#### PROBLEM TO SOLVE
Please quote every line word for word.
** Start of ENTRIES SHOWN **
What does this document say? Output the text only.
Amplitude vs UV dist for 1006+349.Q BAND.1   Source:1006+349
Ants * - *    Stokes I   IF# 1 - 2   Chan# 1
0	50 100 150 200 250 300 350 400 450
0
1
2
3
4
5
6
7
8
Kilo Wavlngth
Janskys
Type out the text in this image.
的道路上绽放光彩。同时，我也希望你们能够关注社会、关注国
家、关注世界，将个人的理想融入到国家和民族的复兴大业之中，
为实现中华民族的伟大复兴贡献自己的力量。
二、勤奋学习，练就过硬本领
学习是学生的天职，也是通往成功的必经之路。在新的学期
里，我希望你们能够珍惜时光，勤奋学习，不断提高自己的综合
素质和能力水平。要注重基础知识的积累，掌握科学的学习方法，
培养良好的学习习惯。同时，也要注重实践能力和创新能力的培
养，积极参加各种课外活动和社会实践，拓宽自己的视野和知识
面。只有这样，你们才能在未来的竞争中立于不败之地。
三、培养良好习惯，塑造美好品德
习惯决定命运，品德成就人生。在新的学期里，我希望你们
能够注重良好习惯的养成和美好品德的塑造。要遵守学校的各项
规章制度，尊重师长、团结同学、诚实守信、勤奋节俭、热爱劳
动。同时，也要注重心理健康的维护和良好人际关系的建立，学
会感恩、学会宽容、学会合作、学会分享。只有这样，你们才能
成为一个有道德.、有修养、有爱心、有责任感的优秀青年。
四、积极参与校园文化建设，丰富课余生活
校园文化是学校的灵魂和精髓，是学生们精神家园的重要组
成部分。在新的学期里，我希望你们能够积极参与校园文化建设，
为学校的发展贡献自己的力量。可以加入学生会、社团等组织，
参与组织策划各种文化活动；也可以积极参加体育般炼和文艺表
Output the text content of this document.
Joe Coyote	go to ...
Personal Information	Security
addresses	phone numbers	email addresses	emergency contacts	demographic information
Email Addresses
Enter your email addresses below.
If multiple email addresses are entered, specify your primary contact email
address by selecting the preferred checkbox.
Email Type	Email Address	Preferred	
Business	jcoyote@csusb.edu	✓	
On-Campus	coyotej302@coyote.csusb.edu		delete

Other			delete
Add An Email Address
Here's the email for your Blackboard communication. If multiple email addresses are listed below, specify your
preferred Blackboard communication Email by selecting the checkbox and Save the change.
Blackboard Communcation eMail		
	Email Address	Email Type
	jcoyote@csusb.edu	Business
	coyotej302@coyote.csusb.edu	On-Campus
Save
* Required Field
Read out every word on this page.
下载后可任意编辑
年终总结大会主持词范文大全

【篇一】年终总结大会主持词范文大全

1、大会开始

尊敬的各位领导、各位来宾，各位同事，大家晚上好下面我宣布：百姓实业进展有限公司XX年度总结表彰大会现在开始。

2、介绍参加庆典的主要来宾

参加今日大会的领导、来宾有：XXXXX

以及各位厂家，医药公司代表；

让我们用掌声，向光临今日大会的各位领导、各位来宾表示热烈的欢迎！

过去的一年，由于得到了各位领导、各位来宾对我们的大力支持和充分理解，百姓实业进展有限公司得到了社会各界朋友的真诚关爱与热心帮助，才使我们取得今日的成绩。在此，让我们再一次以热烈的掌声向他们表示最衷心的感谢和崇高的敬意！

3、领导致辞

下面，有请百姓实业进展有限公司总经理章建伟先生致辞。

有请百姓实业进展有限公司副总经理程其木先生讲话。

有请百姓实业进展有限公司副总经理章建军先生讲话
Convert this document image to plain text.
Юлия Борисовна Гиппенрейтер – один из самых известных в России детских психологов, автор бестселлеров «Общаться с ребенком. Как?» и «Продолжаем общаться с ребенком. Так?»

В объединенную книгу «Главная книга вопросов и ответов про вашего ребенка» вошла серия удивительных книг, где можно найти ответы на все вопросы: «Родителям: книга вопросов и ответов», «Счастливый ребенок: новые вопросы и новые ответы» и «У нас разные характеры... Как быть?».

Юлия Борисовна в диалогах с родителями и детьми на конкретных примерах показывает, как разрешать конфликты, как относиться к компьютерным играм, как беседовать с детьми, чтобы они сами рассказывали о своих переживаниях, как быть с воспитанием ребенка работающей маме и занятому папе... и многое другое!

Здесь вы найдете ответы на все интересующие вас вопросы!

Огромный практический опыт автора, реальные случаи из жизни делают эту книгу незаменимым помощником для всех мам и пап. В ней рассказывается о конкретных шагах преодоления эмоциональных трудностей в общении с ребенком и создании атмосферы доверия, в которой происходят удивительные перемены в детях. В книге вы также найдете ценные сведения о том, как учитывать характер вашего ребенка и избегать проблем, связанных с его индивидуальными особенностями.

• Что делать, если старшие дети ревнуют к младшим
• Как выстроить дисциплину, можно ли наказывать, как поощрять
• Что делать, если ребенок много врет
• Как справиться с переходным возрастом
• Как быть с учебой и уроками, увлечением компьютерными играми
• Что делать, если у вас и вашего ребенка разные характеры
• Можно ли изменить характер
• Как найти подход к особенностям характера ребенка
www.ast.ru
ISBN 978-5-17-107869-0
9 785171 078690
** End of ENTRIES SHOWN **
#### EXERCISE RESULT
What does this document say? Output the text only.
Amplitude vs UV dist for 1006+349.Q BAND.1   Source:1006+349
Ants * - *    Stokes I   IF# 1 - 2   Chan# 1
0	50 100 150 200 250 300 350 400 450
0
1
2
3
4
5
6
7
8
Kilo Wavlngth
Janskys
Type out the text in this image.
的道路上绽放光彩。同时，我也希望你们能够关注社会、关注国
家、关注世界，将个人的理想融入到国家和民族的复兴大业之中，
为实现中华民族的伟大复兴贡献自己的力量。
二、勤奋学习，练就过硬本领
学习是学生的天职，也是通往成功的必经之路。在新的学期
里，我希望你们能够珍惜时光，勤奋学习，不断提高自己的综合
素质和能力水平。要注重基础知识的积累，掌握科学的学习方法，
培养良好的学习习惯。同时，也要注重实践能力和创新能力的培
养，积极参加各种课外活动和社会实践，拓宽自己的视野和知识
面。只有这样，你们才能在未来的竞争中立于不败之地。
三、培养良好习惯，塑造美好品德
习惯决定命运，品德成就人生。在新的学期里，我希望你们
能够注重良好习惯的养成和美好品德的塑造。要遵守学校的各项
规章制度，尊重师长、团结同学、诚实守信、勤奋节俭、热爱劳
动。同时，也要注重心理健康的维护和良好人际关系的建立，学
会感恩、学会宽容、学会合作、学会分享。只有这样，你们才能
成为一个有道德.、有修养、有爱心、有责任感的优秀青年。
四、积极参与校园文化建设，丰富课余生活
校园文化是学校的灵魂和精髓，是学生们精神家园的重要组
成部分。在新的学期里，我希望你们能够积极参与校园文化建设，
为学校的发展贡献自己的力量。可以加入学生会、社团等组织，
参与组织策划各种文化活动；也可以积极参加体育般炼和文艺表
Output the text content of this document.
Joe Coyote	go to ...
Personal Information	Security
addresses	phone numbers	email addresses	emergency contacts	demographic information
Email Addresses
Enter your email addresses below.
If multiple email addresses are entered, specify your primary contact email
address by selecting the preferred checkbox.
Email Type	Email Address	Preferred	
Business	jcoyote@csusb.edu	✓	
On-Campus	coyotej302@coyote.csusb.edu		delete

Other			delete
Add An Email Address
Here's the email for your Blackboard communication. If multiple email addresses are listed below, specify your
preferred Blackboard communication Email by selecting the checkbox and Save the change.
Blackboard Communcation eMail		
	Email Address	Email Type
	jcoyote@csusb.edu	Business
	coyotej302@coyote.csusb.edu	On-Campus
Save
* Required Field
Read out every word on this page.
下载后可任意编辑
年终总结大会主持词范文大全

【篇一】年终总结大会主持词范文大全

1、大会开始

尊敬的各位领导、各位来宾，各位同事，大家晚上好下面我宣布：百姓实业进展有限公司XX年度总结表彰大会现在开始。

2、介绍参加庆典的主要来宾

参加今日大会的领导、来宾有：XXXXX

以及各位厂家，医药公司代表；

让我们用掌声，向光临今日大会的各位领导、各位来宾表示热烈的欢迎！

过去的一年，由于得到了各位领导、各位来宾对我们的大力支持和充分理解，百姓实业进展有限公司得到了社会各界朋友的真诚关爱与热心帮助，才使我们取得今日的成绩。在此，让我们再一次以热烈的掌声向他们表示最衷心的感谢和崇高的敬意！

3、领导致辞

下面，有请百姓实业进展有限公司总经理章建伟先生致辞。

有请百姓实业进展有限公司副总经理程其木先生讲话。

有请百姓实业进展有限公司副总经理章建军先生讲话
Convert this document image to plain text.
Юлия Борисовна Гиппенрейтер – один из самых известных в России детских психологов, автор бестселлеров «Общаться с ребенком. Как?» и «Продолжаем общаться с ребенком. Так?»

В объединенную книгу «Главная книга вопросов и ответов про вашего ребенка» вошла серия удивительных книг, где можно найти ответы на все вопросы: «Родителям: книга вопросов и ответов», «Счастливый ребенок: новые вопросы и новые ответы» и «У нас разные характеры... Как быть?».

Юлия Борисовна в диалогах с родителями и детьми на конкретных примерах показывает, как разрешать конфликты, как относиться к компьютерным играм, как беседовать с детьми, чтобы они сами рассказывали о своих переживаниях, как быть с воспитанием ребенка работающей маме и занятому папе... и многое другое!

Здесь вы найдете ответы на все интересующие вас вопросы!

Огромный практический опыт автора, реальные случаи из жизни делают эту книгу незаменимым помощником для всех мам и пап. В ней рассказывается о конкретных шагах преодоления эмоциональных трудностей в общении с ребенком и создании атмосферы доверия, в которой происходят удивительные перемены в детях. В книге вы также найдете ценные сведения о том, как учитывать характер вашего ребенка и избегать проблем, связанных с его индивидуальными особенностями.

• Что делать, если старшие дети ревнуют к младшим
• Как выстроить дисциплину, можно ли наказывать, как поощрять
• Что делать, если ребенок много врет
• Как справиться с переходным возрастом
• Как быть с учебой и уроками, увлечением компьютерными играми
• Что делать, если у вас и вашего ребенка разные характеры
• Можно ли изменить характер
• Как найти подход к особенностям характера ребенка
www.ast.ru
ISBN 978-5-17-107869-0
9 785171 078690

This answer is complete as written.